┌────────

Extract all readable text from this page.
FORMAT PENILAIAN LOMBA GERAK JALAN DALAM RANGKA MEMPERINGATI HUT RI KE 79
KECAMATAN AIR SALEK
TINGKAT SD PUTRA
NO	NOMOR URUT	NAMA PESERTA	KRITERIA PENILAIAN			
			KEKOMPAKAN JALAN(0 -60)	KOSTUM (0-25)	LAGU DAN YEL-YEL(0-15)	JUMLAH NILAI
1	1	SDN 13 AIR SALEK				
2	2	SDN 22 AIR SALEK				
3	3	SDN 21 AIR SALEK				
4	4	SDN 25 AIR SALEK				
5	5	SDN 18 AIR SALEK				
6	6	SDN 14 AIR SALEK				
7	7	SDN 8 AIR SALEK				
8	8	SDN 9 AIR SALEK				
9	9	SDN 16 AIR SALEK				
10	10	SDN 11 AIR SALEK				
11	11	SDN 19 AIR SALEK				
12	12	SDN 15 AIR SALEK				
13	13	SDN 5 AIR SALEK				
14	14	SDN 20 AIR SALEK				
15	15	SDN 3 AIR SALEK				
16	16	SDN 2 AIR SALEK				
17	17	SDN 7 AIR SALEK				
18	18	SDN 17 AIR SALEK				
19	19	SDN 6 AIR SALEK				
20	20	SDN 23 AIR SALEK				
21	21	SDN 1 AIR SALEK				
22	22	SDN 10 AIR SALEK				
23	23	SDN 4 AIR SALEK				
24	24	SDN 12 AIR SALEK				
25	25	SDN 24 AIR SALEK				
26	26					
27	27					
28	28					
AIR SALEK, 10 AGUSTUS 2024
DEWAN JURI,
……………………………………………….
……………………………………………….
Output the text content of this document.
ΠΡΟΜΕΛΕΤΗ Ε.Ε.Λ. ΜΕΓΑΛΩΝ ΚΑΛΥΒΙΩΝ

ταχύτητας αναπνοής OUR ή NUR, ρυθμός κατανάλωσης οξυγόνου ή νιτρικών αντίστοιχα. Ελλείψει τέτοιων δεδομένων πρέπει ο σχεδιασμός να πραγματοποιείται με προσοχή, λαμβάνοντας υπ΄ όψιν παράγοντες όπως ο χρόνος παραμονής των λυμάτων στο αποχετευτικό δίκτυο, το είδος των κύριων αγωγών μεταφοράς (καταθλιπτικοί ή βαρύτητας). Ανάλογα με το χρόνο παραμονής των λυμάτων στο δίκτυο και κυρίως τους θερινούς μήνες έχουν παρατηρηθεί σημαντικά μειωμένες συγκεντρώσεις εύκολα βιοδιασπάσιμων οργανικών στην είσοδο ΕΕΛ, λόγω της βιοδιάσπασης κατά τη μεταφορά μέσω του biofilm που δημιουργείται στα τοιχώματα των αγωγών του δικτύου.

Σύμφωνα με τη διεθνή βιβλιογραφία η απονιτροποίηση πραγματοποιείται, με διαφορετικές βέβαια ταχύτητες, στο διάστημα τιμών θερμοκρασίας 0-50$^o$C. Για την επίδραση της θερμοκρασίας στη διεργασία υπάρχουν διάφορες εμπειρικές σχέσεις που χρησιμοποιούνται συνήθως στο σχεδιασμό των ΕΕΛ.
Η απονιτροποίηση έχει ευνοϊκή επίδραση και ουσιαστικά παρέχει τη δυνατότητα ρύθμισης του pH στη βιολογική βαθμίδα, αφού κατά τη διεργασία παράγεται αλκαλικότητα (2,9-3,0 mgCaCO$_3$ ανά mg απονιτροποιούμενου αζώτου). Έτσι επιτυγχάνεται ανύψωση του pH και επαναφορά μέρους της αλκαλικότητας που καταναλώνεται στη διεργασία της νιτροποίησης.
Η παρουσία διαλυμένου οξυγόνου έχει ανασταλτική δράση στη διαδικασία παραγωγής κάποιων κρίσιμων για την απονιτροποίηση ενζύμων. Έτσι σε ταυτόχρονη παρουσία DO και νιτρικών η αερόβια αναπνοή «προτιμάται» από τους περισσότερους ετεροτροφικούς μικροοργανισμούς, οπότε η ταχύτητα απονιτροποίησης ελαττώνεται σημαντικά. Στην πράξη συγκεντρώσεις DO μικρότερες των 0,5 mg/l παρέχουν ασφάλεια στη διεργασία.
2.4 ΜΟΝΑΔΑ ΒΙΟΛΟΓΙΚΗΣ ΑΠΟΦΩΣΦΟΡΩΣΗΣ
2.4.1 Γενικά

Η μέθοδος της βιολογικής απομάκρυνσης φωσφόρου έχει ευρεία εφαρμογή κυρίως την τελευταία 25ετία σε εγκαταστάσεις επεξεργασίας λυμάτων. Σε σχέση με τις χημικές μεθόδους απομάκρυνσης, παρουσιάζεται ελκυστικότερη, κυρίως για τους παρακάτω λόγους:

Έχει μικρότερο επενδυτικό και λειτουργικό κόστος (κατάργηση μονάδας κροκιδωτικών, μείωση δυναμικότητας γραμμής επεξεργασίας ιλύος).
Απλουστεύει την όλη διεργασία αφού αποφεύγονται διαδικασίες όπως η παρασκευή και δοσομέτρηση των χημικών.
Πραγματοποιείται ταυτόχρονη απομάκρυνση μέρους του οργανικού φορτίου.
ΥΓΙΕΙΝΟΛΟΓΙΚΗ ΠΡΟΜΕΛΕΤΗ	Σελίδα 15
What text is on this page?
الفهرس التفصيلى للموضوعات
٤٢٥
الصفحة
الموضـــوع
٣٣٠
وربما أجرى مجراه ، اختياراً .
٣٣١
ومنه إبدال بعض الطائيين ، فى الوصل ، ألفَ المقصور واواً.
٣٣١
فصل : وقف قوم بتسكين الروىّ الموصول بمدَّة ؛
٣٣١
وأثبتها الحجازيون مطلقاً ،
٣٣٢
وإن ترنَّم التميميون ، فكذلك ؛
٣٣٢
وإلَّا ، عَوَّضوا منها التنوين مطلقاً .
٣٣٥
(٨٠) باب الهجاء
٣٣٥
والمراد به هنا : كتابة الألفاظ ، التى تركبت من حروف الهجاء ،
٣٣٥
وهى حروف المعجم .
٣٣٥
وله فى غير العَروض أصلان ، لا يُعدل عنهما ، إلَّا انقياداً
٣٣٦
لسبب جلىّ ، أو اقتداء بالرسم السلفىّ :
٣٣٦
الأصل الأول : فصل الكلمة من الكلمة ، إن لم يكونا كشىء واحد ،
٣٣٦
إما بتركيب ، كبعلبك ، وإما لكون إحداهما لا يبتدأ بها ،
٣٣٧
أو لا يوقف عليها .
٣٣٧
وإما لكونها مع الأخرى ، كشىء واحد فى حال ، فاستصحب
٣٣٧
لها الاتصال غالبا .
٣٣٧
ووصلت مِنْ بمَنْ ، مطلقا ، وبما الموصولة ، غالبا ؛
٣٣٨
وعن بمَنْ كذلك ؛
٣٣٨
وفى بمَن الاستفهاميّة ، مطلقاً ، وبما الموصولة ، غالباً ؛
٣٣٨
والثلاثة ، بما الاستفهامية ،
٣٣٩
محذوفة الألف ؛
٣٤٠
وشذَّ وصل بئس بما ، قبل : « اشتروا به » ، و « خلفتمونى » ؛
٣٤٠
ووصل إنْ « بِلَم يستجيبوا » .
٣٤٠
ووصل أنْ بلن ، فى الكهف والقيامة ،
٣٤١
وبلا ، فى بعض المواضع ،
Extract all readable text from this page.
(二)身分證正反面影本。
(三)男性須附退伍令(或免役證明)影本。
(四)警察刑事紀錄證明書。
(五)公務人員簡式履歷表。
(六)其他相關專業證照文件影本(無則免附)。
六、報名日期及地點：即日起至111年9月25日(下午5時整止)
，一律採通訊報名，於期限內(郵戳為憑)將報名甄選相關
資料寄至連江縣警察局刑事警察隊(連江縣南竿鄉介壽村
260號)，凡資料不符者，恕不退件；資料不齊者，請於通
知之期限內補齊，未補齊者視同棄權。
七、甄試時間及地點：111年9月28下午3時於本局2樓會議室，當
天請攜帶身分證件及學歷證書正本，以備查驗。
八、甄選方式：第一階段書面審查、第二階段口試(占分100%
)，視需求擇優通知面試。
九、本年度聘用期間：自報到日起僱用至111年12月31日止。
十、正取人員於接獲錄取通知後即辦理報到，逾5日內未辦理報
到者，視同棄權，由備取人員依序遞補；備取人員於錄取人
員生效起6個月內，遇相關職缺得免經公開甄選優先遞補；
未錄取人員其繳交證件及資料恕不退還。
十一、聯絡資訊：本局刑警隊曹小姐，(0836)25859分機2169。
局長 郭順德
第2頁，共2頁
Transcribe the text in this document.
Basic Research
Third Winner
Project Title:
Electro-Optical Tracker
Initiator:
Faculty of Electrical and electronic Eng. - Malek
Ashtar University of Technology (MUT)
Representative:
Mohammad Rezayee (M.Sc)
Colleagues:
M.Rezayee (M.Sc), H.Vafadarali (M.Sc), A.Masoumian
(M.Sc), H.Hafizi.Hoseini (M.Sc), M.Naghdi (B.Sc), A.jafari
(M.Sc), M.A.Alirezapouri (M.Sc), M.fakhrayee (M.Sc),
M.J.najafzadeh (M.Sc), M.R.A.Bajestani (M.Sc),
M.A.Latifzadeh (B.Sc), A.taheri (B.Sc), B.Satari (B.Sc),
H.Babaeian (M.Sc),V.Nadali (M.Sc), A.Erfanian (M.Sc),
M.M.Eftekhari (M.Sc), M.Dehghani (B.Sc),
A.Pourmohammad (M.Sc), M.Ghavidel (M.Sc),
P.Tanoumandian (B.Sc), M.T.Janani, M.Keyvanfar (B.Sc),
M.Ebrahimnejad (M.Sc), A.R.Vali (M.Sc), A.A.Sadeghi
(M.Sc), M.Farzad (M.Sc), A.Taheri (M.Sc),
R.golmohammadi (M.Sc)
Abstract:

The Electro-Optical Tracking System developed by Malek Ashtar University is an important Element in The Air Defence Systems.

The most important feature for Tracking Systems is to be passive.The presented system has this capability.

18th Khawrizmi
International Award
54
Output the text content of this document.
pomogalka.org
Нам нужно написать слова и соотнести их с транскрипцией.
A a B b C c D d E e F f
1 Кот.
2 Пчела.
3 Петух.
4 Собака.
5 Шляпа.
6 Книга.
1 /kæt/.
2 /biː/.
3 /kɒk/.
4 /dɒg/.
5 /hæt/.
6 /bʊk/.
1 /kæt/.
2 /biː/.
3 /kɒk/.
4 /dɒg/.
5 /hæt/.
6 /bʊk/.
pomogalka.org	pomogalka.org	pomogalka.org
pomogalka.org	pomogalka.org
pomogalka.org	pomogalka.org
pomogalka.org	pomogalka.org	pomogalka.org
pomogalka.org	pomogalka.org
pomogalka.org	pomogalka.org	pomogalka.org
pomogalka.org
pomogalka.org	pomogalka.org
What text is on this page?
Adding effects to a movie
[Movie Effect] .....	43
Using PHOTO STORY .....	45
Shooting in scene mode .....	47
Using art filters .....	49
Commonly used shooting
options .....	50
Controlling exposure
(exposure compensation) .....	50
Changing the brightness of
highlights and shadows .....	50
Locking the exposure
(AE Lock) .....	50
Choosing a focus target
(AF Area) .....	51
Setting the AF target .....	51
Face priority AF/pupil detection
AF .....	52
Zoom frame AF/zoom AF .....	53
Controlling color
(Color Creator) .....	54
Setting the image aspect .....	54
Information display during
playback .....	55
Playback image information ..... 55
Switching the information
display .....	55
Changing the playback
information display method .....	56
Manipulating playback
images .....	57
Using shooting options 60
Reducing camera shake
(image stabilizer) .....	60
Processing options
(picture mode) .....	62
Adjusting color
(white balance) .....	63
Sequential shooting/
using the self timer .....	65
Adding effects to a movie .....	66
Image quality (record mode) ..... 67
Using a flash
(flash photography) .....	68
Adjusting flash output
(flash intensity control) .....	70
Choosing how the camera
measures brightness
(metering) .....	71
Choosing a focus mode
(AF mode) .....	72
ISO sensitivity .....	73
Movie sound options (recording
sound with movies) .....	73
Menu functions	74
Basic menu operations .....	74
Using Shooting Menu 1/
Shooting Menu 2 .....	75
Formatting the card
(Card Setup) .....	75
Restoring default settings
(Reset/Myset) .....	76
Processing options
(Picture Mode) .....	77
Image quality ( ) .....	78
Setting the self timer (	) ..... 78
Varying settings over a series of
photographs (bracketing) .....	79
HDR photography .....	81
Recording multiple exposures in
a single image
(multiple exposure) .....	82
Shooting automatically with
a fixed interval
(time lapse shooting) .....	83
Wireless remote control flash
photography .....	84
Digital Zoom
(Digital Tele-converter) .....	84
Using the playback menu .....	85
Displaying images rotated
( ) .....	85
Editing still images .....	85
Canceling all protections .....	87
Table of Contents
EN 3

└────────

> **What you will do**:
Count every line in the preceding entries where the string "Digital" appears, then state only the total.

> **Exercise output**:
2